Goal of the exercise
Lines that contain the string "portrait" are to be copied; leave out all others.

┌──

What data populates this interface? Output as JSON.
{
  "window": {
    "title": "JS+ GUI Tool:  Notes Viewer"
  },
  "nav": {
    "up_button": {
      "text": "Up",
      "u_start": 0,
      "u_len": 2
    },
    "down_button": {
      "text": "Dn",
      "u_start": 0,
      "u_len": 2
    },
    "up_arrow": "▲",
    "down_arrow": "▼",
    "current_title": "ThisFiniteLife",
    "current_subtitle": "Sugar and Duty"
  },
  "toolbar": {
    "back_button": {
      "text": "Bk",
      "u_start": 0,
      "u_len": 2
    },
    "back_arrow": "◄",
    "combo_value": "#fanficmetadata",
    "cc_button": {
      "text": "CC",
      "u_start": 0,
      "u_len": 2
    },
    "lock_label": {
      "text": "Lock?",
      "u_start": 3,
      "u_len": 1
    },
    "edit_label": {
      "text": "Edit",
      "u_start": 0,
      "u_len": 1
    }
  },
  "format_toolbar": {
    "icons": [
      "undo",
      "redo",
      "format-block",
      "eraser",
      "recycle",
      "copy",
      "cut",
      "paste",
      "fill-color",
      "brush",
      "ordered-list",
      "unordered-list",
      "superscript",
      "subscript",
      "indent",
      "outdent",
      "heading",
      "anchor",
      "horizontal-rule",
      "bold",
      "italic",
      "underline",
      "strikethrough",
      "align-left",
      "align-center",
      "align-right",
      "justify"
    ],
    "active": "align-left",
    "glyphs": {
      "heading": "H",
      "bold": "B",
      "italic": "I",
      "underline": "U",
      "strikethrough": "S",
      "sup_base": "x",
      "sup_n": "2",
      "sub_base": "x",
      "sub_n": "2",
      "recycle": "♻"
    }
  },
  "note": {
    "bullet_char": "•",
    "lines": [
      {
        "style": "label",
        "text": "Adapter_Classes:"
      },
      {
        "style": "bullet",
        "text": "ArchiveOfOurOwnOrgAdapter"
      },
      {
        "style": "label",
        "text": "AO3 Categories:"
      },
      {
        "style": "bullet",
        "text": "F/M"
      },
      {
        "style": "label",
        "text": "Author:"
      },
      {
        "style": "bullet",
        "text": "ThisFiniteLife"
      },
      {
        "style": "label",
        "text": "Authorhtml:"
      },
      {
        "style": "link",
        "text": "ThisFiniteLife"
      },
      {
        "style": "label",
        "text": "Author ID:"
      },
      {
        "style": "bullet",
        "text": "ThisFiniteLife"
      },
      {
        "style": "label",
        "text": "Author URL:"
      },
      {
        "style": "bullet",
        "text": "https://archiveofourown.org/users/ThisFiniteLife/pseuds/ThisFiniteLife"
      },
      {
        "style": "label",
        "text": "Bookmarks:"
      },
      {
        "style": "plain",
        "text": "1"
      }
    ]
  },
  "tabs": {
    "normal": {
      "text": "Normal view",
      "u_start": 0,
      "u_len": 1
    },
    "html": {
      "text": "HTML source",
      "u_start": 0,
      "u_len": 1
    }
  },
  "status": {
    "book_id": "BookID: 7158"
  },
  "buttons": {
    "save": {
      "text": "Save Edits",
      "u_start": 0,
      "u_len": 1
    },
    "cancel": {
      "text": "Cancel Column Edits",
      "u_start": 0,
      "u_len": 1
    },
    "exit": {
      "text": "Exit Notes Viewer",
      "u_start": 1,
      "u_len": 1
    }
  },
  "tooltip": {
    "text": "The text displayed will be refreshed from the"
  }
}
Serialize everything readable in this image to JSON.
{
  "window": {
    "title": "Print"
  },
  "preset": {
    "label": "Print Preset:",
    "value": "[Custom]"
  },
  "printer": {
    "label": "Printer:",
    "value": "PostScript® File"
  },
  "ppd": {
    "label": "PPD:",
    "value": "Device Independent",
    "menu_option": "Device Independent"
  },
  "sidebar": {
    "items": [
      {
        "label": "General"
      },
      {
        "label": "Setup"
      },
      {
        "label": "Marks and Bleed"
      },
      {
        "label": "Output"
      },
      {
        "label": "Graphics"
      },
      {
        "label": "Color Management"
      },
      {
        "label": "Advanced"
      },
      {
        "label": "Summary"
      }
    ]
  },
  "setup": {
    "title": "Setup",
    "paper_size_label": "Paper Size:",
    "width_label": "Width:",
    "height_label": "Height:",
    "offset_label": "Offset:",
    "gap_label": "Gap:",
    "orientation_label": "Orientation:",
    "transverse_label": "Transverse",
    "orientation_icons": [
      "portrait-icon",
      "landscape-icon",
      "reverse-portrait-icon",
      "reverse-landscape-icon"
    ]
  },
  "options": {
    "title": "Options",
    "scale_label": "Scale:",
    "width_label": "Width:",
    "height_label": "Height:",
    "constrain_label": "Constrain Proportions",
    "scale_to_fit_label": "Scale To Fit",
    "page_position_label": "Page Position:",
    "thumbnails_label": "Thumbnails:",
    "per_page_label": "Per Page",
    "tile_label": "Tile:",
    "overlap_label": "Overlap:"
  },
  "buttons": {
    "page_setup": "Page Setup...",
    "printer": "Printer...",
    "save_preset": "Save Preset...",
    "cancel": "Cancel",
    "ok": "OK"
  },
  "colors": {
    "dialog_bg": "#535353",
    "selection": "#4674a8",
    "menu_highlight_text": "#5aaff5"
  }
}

└──

The result
      "portrait-icon",
      "reverse-portrait-icon",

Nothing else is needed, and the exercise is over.